#### What the exercise asks
Of the lines in the records that follow, how many include the word "generation"? Answer with a bare number.

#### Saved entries

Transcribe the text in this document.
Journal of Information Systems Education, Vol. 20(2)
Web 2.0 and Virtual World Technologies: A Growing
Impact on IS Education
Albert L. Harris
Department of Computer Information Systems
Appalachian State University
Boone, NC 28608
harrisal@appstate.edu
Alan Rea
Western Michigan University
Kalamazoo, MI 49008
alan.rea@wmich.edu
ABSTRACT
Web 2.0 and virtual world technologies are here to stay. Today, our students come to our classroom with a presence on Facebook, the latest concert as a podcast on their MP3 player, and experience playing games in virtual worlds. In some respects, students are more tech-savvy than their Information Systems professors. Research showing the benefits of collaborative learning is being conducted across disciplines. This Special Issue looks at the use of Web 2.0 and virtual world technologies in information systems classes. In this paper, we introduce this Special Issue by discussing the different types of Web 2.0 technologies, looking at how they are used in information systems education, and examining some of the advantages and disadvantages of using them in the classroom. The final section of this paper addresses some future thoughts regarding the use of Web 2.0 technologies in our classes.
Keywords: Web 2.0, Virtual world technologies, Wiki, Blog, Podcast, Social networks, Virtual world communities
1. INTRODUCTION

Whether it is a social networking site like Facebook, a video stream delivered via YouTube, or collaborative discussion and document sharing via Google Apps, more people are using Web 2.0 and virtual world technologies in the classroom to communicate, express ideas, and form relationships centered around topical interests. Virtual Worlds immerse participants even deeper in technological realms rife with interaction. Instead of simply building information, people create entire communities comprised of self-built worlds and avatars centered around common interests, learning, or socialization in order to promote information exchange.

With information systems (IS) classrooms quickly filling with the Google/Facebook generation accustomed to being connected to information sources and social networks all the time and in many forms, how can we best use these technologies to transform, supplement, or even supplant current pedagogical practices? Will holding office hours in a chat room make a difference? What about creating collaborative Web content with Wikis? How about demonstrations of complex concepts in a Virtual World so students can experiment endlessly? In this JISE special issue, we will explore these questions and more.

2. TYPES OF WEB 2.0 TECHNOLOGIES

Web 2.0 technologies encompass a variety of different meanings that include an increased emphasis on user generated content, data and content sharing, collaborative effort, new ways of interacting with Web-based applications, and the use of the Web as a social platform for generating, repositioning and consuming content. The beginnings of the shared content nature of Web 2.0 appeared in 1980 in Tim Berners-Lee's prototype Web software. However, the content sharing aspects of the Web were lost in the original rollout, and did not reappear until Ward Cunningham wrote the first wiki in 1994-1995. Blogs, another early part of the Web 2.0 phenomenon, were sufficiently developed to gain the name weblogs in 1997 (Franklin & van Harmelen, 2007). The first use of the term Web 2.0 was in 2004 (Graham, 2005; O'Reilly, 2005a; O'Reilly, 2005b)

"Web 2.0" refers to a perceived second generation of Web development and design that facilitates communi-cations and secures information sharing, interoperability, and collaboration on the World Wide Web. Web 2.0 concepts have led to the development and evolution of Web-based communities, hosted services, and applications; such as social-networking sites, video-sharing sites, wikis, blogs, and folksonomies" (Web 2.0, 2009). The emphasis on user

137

#### The reply
2